◆ Task to complete:
Copy the records below exactly as they are written.
<<<<
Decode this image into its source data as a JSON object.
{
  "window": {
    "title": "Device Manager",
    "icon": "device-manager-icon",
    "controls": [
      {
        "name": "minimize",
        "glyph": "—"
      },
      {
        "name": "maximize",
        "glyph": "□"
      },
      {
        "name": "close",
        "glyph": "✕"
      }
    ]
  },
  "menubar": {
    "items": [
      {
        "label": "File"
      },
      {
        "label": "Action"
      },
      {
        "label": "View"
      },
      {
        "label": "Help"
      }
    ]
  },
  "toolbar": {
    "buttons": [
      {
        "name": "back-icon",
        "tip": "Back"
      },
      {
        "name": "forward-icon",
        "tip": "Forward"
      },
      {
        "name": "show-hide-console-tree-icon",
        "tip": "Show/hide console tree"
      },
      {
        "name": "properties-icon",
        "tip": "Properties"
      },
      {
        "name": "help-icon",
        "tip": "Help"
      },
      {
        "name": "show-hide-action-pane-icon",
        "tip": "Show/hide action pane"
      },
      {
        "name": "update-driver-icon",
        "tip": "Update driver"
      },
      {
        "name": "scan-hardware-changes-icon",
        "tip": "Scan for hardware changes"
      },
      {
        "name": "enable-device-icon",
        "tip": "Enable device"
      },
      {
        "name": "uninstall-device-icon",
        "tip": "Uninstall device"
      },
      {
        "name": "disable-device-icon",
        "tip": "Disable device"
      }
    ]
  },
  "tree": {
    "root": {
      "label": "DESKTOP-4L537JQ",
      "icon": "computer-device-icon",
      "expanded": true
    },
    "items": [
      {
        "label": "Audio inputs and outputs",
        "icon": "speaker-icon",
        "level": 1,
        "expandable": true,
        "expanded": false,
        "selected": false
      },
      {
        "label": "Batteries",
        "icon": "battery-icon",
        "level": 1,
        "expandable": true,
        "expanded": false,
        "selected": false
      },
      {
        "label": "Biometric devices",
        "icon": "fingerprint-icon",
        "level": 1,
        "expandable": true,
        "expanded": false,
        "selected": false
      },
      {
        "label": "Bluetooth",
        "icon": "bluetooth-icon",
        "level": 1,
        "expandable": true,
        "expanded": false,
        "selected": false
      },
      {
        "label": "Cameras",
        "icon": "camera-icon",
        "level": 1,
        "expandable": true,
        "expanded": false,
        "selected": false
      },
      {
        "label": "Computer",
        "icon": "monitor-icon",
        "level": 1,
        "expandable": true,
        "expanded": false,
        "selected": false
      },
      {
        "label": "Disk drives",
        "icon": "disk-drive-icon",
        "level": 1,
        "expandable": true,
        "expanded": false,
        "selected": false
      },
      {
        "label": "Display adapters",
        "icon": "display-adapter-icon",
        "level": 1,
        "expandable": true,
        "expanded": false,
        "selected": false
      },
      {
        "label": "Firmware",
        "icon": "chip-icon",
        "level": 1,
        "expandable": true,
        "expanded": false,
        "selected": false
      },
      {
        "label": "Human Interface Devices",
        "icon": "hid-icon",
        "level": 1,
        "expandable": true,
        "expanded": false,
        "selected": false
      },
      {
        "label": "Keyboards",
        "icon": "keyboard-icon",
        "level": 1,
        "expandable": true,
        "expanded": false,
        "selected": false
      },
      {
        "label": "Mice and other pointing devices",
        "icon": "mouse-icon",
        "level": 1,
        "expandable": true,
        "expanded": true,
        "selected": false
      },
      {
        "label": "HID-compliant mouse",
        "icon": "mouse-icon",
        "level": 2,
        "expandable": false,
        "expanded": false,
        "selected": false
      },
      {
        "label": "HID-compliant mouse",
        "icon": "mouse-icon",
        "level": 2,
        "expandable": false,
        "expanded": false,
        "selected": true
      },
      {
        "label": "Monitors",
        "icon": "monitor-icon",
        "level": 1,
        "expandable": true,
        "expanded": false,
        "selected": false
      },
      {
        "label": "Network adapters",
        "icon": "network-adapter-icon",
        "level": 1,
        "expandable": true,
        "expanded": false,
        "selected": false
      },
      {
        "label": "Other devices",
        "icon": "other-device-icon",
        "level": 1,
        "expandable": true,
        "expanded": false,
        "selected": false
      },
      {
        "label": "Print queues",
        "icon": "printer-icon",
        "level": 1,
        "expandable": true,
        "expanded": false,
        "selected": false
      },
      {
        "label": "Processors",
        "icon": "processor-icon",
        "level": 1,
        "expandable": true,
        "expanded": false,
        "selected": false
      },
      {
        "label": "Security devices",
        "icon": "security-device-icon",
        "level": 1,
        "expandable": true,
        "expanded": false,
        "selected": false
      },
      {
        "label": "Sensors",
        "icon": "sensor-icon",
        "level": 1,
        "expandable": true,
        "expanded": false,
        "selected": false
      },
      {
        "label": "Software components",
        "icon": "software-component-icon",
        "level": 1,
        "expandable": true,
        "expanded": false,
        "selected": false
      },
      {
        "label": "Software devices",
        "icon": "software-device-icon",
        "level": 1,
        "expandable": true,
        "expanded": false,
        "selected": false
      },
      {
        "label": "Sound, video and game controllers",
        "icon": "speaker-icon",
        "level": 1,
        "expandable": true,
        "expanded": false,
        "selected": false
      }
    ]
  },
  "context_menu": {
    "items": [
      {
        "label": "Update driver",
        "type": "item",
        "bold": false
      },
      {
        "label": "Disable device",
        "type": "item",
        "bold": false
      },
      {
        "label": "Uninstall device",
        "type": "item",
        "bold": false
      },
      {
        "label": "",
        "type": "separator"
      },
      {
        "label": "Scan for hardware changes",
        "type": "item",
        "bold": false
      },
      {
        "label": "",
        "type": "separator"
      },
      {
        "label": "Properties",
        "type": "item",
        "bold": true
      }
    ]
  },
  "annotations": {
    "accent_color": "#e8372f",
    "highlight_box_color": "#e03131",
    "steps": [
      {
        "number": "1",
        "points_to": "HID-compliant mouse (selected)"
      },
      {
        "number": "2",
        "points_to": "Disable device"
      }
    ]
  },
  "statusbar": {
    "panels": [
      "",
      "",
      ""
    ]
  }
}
>>>>
◆ Task result:
Decode this image into its source data as a JSON object.
{
  "window": {
    "title": "Device Manager",
    "icon": "device-manager-icon",
    "controls": [
      {
        "name": "minimize",
        "glyph": "—"
      },
      {
        "name": "maximize",
        "glyph": "□"
      },
      {
        "name": "close",
        "glyph": "✕"
      }
    ]
  },
  "menubar": {
    "items": [
      {
        "label": "File"
      },
      {
        "label": "Action"
      },
      {
        "label": "View"
      },
      {
        "label": "Help"
      }
    ]
  },
  "toolbar": {
    "buttons": [
      {
        "name": "back-icon",
        "tip": "Back"
      },
      {
        "name": "forward-icon",
        "tip": "Forward"
      },
      {
        "name": "show-hide-console-tree-icon",
        "tip": "Show/hide console tree"
      },
      {
        "name": "properties-icon",
        "tip": "Properties"
      },
      {
        "name": "help-icon",
        "tip": "Help"
      },
      {
        "name": "show-hide-action-pane-icon",
        "tip": "Show/hide action pane"
      },
      {
        "name": "update-driver-icon",
        "tip": "Update driver"
      },
      {
        "name": "scan-hardware-changes-icon",
        "tip": "Scan for hardware changes"
      },
      {
        "name": "enable-device-icon",
        "tip": "Enable device"
      },
      {
        "name": "uninstall-device-icon",
        "tip": "Uninstall device"
      },
      {
        "name": "disable-device-icon",
        "tip": "Disable device"
      }
    ]
  },
  "tree": {
    "root": {
      "label": "DESKTOP-4L537JQ",
      "icon": "computer-device-icon",
      "expanded": true
    },
    "items": [
      {
        "label": "Audio inputs and outputs",
        "icon": "speaker-icon",
        "level": 1,
        "expandable": true,
        "expanded": false,
        "selected": false
      },
      {
        "label": "Batteries",
        "icon": "battery-icon",
        "level": 1,
        "expandable": true,
        "expanded": false,
        "selected": false
      },
      {
        "label": "Biometric devices",
        "icon": "fingerprint-icon",
        "level": 1,
        "expandable": true,
        "expanded": false,
        "selected": false
      },
      {
        "label": "Bluetooth",
        "icon": "bluetooth-icon",
        "level": 1,
        "expandable": true,
        "expanded": false,
        "selected": false
      },
      {
        "label": "Cameras",
        "icon": "camera-icon",
        "level": 1,
        "expandable": true,
        "expanded": false,
        "selected": false
      },
      {
        "label": "Computer",
        "icon": "monitor-icon",
        "level": 1,
        "expandable": true,
        "expanded": false,
        "selected": false
      },
      {
        "label": "Disk drives",
        "icon": "disk-drive-icon",
        "level": 1,
        "expandable": true,
        "expanded": false,
        "selected": false
      },
      {
        "label": "Display adapters",
        "icon": "display-adapter-icon",
        "level": 1,
        "expandable": true,
        "expanded": false,
        "selected": false
      },
      {
        "label": "Firmware",
        "icon": "chip-icon",
        "level": 1,
        "expandable": true,
        "expanded": false,
        "selected": false
      },
      {
        "label": "Human Interface Devices",
        "icon": "hid-icon",
        "level": 1,
        "expandable": true,
        "expanded": false,
        "selected": false
      },
      {
        "label": "Keyboards",
        "icon": "keyboard-icon",
        "level": 1,
        "expandable": true,
        "expanded": false,
        "selected": false
      },
      {
        "label": "Mice and other pointing devices",
        "icon": "mouse-icon",
        "level": 1,
        "expandable": true,
        "expanded": true,
        "selected": false
      },
      {
        "label": "HID-compliant mouse",
        "icon": "mouse-icon",
        "level": 2,
        "expandable": false,
        "expanded": false,
        "selected": false
      },
      {
        "label": "HID-compliant mouse",
        "icon": "mouse-icon",
        "level": 2,
        "expandable": false,
        "expanded": false,
        "selected": true
      },
      {
        "label": "Monitors",
        "icon": "monitor-icon",
        "level": 1,
        "expandable": true,
        "expanded": false,
        "selected": false
      },
      {
        "label": "Network adapters",
        "icon": "network-adapter-icon",
        "level": 1,
        "expandable": true,
        "expanded": false,
        "selected": false
      },
      {
        "label": "Other devices",
        "icon": "other-device-icon",
        "level": 1,
        "expandable": true,
        "expanded": false,
        "selected": false
      },
      {
        "label": "Print queues",
        "icon": "printer-icon",
        "level": 1,
        "expandable": true,
        "expanded": false,
        "selected": false
      },
      {
        "label": "Processors",
        "icon": "processor-icon",
        "level": 1,
        "expandable": true,
        "expanded": false,
        "selected": false
      },
      {
        "label": "Security devices",
        "icon": "security-device-icon",
        "level": 1,
        "expandable": true,
        "expanded": false,
        "selected": false
      },
      {
        "label": "Sensors",
        "icon": "sensor-icon",
        "level": 1,
        "expandable": true,
        "expanded": false,
        "selected": false
      },
      {
        "label": "Software components",
        "icon": "software-component-icon",
        "level": 1,
        "expandable": true,
        "expanded": false,
        "selected": false
      },
      {
        "label": "Software devices",
        "icon": "software-device-icon",
        "level": 1,
        "expandable": true,
        "expanded": false,
        "selected": false
      },
      {
        "label": "Sound, video and game controllers",
        "icon": "speaker-icon",
        "level": 1,
        "expandable": true,
        "expanded": false,
        "selected": false
      }
    ]
  },
  "context_menu": {
    "items": [
      {
        "label": "Update driver",
        "type": "item",
        "bold": false
      },
      {
        "label": "Disable device",
        "type": "item",
        "bold": false
      },
      {
        "label": "Uninstall device",
        "type": "item",
        "bold": false
      },
      {
        "label": "",
        "type": "separator"
      },
      {
        "label": "Scan for hardware changes",
        "type": "item",
        "bold": false
      },
      {
        "label": "",
        "type": "separator"
      },
      {
        "label": "Properties",
        "type": "item",
        "bold": true
      }
    ]
  },
  "annotations": {
    "accent_color": "#e8372f",
    "highlight_box_color": "#e03131",
    "steps": [
      {
        "number": "1",
        "points_to": "HID-compliant mouse (selected)"
      },
      {
        "number": "2",
        "points_to": "Disable device"
      }
    ]
  },
  "statusbar": {
    "panels": [
      "",
      "",
      ""
    ]
  }
}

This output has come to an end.